------ PROVIDED RECORDS ------
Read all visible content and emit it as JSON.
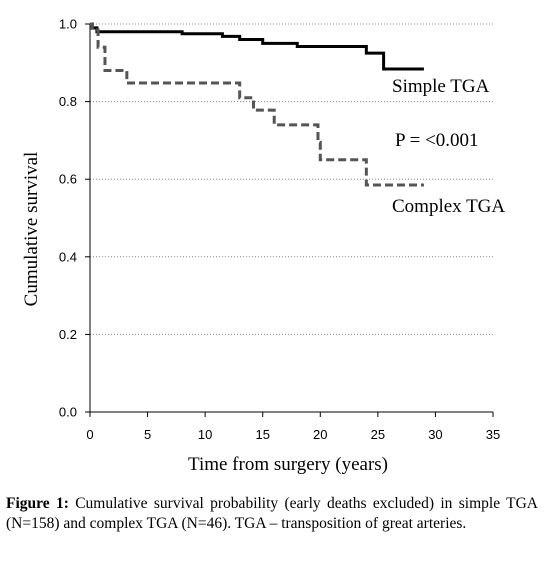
{
  "chart_data": {
    "type": "line",
    "xlabel": "Time from surgery (years)",
    "ylabel": "Cumulative survival",
    "xlim": [
      0,
      35
    ],
    "ylim": [
      0,
      1.0
    ],
    "xticks": [
      "0",
      "5",
      "10",
      "15",
      "20",
      "25",
      "30",
      "35"
    ],
    "yticks": [
      "0.0",
      "0.2",
      "0.4",
      "0.6",
      "0.8",
      "1.0"
    ],
    "grid": "horizontal dotted",
    "series": [
      {
        "name": "Simple TGA",
        "style": "solid",
        "color": "#000000",
        "x": [
          0,
          0.2,
          0.6,
          8,
          11.5,
          13,
          15,
          18,
          24,
          25.5,
          29
        ],
        "y": [
          1.0,
          0.99,
          0.98,
          0.975,
          0.968,
          0.96,
          0.95,
          0.942,
          0.925,
          0.884,
          0.884
        ]
      },
      {
        "name": "Complex TGA",
        "style": "dashed",
        "color": "#555555",
        "x": [
          0,
          0.2,
          0.7,
          1.3,
          3.2,
          13,
          14.2,
          16,
          19.8,
          20,
          24,
          29
        ],
        "y": [
          1.0,
          0.985,
          0.94,
          0.88,
          0.848,
          0.81,
          0.778,
          0.74,
          0.695,
          0.65,
          0.585,
          0.585
        ]
      }
    ],
    "annotation": "P = <0.001"
  },
  "caption": {
    "label": "Figure 1:",
    "text": "Cumulative survival probability (early deaths excluded) in simple TGA (N=158) and complex TGA (N=46). TGA – transposition of great arteries."
  }
}
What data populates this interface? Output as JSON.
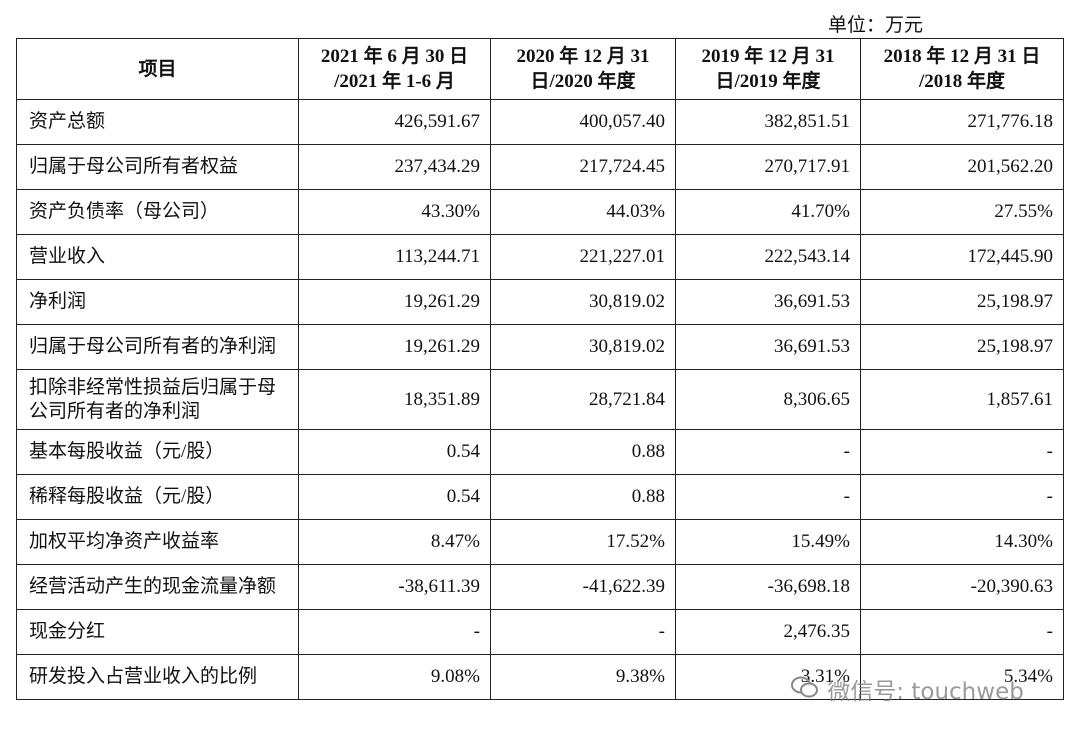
{
  "header": {
    "unit": "单位：万元"
  },
  "table": {
    "columns": [
      [
        "项目"
      ],
      [
        "2021 年 6 月 30 日",
        "/2021 年 1-6 月"
      ],
      [
        "2020 年 12 月 31",
        "日/2020 年度"
      ],
      [
        "2019 年 12 月 31",
        "日/2019 年度"
      ],
      [
        "2018 年 12 月 31 日",
        "/2018 年度"
      ]
    ],
    "rows": [
      [
        "资产总额",
        "426,591.67",
        "400,057.40",
        "382,851.51",
        "271,776.18"
      ],
      [
        "归属于母公司所有者权益",
        "237,434.29",
        "217,724.45",
        "270,717.91",
        "201,562.20"
      ],
      [
        "资产负债率（母公司）",
        "43.30%",
        "44.03%",
        "41.70%",
        "27.55%"
      ],
      [
        "营业收入",
        "113,244.71",
        "221,227.01",
        "222,543.14",
        "172,445.90"
      ],
      [
        "净利润",
        "19,261.29",
        "30,819.02",
        "36,691.53",
        "25,198.97"
      ],
      [
        "归属于母公司所有者的净利润",
        "19,261.29",
        "30,819.02",
        "36,691.53",
        "25,198.97"
      ],
      [
        "扣除非经常性损益后归属于母公司所有者的净利润",
        "18,351.89",
        "28,721.84",
        "8,306.65",
        "1,857.61"
      ],
      [
        "基本每股收益（元/股）",
        "0.54",
        "0.88",
        "-",
        "-"
      ],
      [
        "稀释每股收益（元/股）",
        "0.54",
        "0.88",
        "-",
        "-"
      ],
      [
        "加权平均净资产收益率",
        "8.47%",
        "17.52%",
        "15.49%",
        "14.30%"
      ],
      [
        "经营活动产生的现金流量净额",
        "-38,611.39",
        "-41,622.39",
        "-36,698.18",
        "-20,390.63"
      ],
      [
        "现金分红",
        "-",
        "-",
        "2,476.35",
        "-"
      ],
      [
        "研发投入占营业收入的比例",
        "9.08%",
        "9.38%",
        "3.31%",
        "5.34%"
      ]
    ]
  },
  "watermark": "微信号: touchweb"
}
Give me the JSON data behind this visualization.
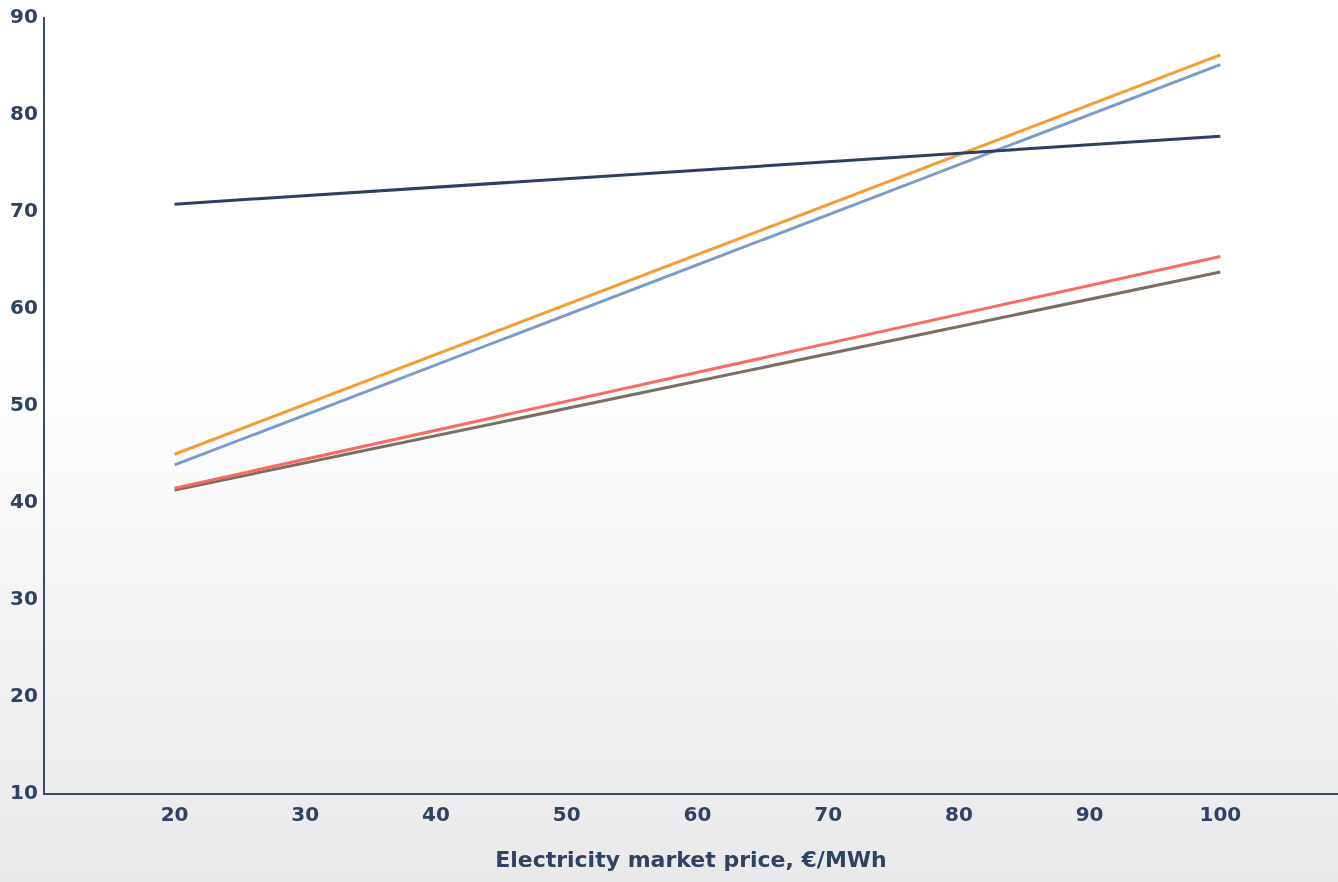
------
• _WHAT YOU SHOULD DO_: Note each line of the entries that has "survival" in it, and copy those lines.

• _RIGHT ANSWER_:
    "ylabel": "Cumulative survival",
    "text": "Cumulative survival probability (early deaths excluded) in simple TGA (N=158) and complex TGA (N=46). TGA – transposition of great arteries."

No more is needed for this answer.